*TASK OBJECTIVE:*
The entries need to be copied exactly.

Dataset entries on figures

────────────────────────────────────────

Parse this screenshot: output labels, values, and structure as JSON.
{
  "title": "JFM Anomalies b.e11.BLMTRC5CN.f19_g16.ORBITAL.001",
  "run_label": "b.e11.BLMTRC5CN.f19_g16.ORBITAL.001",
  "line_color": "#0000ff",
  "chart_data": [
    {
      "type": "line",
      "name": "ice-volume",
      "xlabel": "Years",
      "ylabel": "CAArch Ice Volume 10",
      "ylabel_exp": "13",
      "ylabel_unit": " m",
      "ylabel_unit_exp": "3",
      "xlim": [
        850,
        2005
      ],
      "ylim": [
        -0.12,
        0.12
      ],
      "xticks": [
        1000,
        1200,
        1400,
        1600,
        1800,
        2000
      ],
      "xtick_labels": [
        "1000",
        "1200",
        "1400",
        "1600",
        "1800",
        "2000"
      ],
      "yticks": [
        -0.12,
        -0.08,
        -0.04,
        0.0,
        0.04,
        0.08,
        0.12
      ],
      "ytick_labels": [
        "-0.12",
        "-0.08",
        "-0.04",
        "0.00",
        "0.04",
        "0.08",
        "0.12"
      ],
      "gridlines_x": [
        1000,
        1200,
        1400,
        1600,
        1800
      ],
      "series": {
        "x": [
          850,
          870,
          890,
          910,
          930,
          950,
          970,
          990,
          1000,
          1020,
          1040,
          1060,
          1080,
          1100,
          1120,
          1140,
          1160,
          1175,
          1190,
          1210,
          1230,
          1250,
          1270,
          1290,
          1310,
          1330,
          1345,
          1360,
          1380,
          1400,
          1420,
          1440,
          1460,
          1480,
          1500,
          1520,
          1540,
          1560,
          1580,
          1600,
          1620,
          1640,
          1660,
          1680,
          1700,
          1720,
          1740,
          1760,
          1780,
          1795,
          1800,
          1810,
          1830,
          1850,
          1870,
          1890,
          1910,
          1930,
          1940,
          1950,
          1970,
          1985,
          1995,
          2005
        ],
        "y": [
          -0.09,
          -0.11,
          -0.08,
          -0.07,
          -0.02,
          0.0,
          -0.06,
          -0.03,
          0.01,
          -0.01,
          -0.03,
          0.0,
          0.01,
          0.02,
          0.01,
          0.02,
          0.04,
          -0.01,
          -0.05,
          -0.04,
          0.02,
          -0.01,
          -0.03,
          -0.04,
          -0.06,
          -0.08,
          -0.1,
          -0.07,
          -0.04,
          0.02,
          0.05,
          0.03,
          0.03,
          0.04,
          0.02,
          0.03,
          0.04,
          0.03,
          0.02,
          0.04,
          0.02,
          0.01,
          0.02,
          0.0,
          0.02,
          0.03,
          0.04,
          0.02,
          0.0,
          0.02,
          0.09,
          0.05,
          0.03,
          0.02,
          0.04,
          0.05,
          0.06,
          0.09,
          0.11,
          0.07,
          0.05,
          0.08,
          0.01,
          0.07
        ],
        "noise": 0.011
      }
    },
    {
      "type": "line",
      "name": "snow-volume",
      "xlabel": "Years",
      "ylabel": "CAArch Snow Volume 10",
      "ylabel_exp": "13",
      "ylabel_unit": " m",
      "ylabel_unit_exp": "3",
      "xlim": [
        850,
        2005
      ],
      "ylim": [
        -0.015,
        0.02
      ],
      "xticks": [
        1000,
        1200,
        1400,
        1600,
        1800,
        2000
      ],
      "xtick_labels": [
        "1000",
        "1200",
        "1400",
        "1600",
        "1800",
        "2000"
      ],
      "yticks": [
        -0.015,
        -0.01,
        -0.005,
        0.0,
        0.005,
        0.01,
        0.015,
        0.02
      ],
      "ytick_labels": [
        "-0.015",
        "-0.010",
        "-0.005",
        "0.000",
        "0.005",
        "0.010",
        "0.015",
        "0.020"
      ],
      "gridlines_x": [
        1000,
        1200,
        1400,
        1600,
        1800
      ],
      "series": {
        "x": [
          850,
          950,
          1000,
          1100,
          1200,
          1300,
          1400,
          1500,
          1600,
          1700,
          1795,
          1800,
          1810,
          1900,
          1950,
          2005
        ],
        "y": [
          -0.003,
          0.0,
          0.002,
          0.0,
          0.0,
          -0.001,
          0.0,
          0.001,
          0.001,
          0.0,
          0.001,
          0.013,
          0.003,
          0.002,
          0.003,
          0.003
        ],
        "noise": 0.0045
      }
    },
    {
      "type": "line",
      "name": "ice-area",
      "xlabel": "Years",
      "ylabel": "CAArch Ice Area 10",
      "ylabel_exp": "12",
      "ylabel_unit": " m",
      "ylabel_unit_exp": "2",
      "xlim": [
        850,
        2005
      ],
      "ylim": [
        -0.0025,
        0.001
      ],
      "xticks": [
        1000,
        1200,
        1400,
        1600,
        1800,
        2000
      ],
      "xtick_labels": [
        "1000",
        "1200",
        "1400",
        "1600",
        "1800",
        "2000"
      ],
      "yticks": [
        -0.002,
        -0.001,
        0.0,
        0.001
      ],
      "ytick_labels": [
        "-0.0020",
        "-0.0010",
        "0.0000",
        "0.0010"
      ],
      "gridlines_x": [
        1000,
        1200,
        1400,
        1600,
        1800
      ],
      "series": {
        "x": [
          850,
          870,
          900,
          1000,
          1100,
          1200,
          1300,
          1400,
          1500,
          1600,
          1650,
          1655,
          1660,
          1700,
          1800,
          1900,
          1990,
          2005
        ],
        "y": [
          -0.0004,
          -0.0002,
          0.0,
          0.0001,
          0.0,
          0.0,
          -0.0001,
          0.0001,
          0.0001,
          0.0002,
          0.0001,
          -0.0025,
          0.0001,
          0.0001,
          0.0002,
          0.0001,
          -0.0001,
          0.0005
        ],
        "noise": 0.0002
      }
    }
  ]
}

────────────────────────────────────────

*FINISHED ANSWER:*
Parse this screenshot: output labels, values, and structure as JSON.
{
  "title": "JFM Anomalies b.e11.BLMTRC5CN.f19_g16.ORBITAL.001",
  "run_label": "b.e11.BLMTRC5CN.f19_g16.ORBITAL.001",
  "line_color": "#0000ff",
  "chart_data": [
    {
      "type": "line",
      "name": "ice-volume",
      "xlabel": "Years",
      "ylabel": "CAArch Ice Volume 10",
      "ylabel_exp": "13",
      "ylabel_unit": " m",
      "ylabel_unit_exp": "3",
      "xlim": [
        850,
        2005
      ],
      "ylim": [
        -0.12,
        0.12
      ],
      "xticks": [
        1000,
        1200,
        1400,
        1600,
        1800,
        2000
      ],
      "xtick_labels": [
        "1000",
        "1200",
        "1400",
        "1600",
        "1800",
        "2000"
      ],
      "yticks": [
        -0.12,
        -0.08,
        -0.04,
        0.0,
        0.04,
        0.08,
        0.12
      ],
      "ytick_labels": [
        "-0.12",
        "-0.08",
        "-0.04",
        "0.00",
        "0.04",
        "0.08",
        "0.12"
      ],
      "gridlines_x": [
        1000,
        1200,
        1400,
        1600,
        1800
      ],
      "series": {
        "x": [
          850,
          870,
          890,
          910,
          930,
          950,
          970,
          990,
          1000,
          1020,
          1040,
          1060,
          1080,
          1100,
          1120,
          1140,
          1160,
          1175,
          1190,
          1210,
          1230,
          1250,
          1270,
          1290,
          1310,
          1330,
          1345,
          1360,
          1380,
          1400,
          1420,
          1440,
          1460,
          1480,
          1500,
          1520,
          1540,
          1560,
          1580,
          1600,
          1620,
          1640,
          1660,
          1680,
          1700,
          1720,
          1740,
          1760,
          1780,
          1795,
          1800,
          1810,
          1830,
          1850,
          1870,
          1890,
          1910,
          1930,
          1940,
          1950,
          1970,
          1985,
          1995,
          2005
        ],
        "y": [
          -0.09,
          -0.11,
          -0.08,
          -0.07,
          -0.02,
          0.0,
          -0.06,
          -0.03,
          0.01,
          -0.01,
          -0.03,
          0.0,
          0.01,
          0.02,
          0.01,
          0.02,
          0.04,
          -0.01,
          -0.05,
          -0.04,
          0.02,
          -0.01,
          -0.03,
          -0.04,
          -0.06,
          -0.08,
          -0.1,
          -0.07,
          -0.04,
          0.02,
          0.05,
          0.03,
          0.03,
          0.04,
          0.02,
          0.03,
          0.04,
          0.03,
          0.02,
          0.04,
          0.02,
          0.01,
          0.02,
          0.0,
          0.02,
          0.03,
          0.04,
          0.02,
          0.0,
          0.02,
          0.09,
          0.05,
          0.03,
          0.02,
          0.04,
          0.05,
          0.06,
          0.09,
          0.11,
          0.07,
          0.05,
          0.08,
          0.01,
          0.07
        ],
        "noise": 0.011
      }
    },
    {
      "type": "line",
      "name": "snow-volume",
      "xlabel": "Years",
      "ylabel": "CAArch Snow Volume 10",
      "ylabel_exp": "13",
      "ylabel_unit": " m",
      "ylabel_unit_exp": "3",
      "xlim": [
        850,
        2005
      ],
      "ylim": [
        -0.015,
        0.02
      ],
      "xticks": [
        1000,
        1200,
        1400,
        1600,
        1800,
        2000
      ],
      "xtick_labels": [
        "1000",
        "1200",
        "1400",
        "1600",
        "1800",
        "2000"
      ],
      "yticks": [
        -0.015,
        -0.01,
        -0.005,
        0.0,
        0.005,
        0.01,
        0.015,
        0.02
      ],
      "ytick_labels": [
        "-0.015",
        "-0.010",
        "-0.005",
        "0.000",
        "0.005",
        "0.010",
        "0.015",
        "0.020"
      ],
      "gridlines_x": [
        1000,
        1200,
        1400,
        1600,
        1800
      ],
      "series": {
        "x": [
          850,
          950,
          1000,
          1100,
          1200,
          1300,
          1400,
          1500,
          1600,
          1700,
          1795,
          1800,
          1810,
          1900,
          1950,
          2005
        ],
        "y": [
          -0.003,
          0.0,
          0.002,
          0.0,
          0.0,
          -0.001,
          0.0,
          0.001,
          0.001,
          0.0,
          0.001,
          0.013,
          0.003,
          0.002,
          0.003,
          0.003
        ],
        "noise": 0.0045
      }
    },
    {
      "type": "line",
      "name": "ice-area",
      "xlabel": "Years",
      "ylabel": "CAArch Ice Area 10",
      "ylabel_exp": "12",
      "ylabel_unit": " m",
      "ylabel_unit_exp": "2",
      "xlim": [
        850,
        2005
      ],
      "ylim": [
        -0.0025,
        0.001
      ],
      "xticks": [
        1000,
        1200,
        1400,
        1600,
        1800,
        2000
      ],
      "xtick_labels": [
        "1000",
        "1200",
        "1400",
        "1600",
        "1800",
        "2000"
      ],
      "yticks": [
        -0.002,
        -0.001,
        0.0,
        0.001
      ],
      "ytick_labels": [
        "-0.0020",
        "-0.0010",
        "0.0000",
        "0.0010"
      ],
      "gridlines_x": [
        1000,
        1200,
        1400,
        1600,
        1800
      ],
      "series": {
        "x": [
          850,
          870,
          900,
          1000,
          1100,
          1200,
          1300,
          1400,
          1500,
          1600,
          1650,
          1655,
          1660,
          1700,
          1800,
          1900,
          1990,
          2005
        ],
        "y": [
          -0.0004,
          -0.0002,
          0.0,
          0.0001,
          0.0,
          0.0,
          -0.0001,
          0.0001,
          0.0001,
          0.0002,
          0.0001,
          -0.0025,
          0.0001,
          0.0001,
          0.0002,
          0.0001,
          -0.0001,
          0.0005
        ],
        "noise": 0.0002
      }
    }
  ]
}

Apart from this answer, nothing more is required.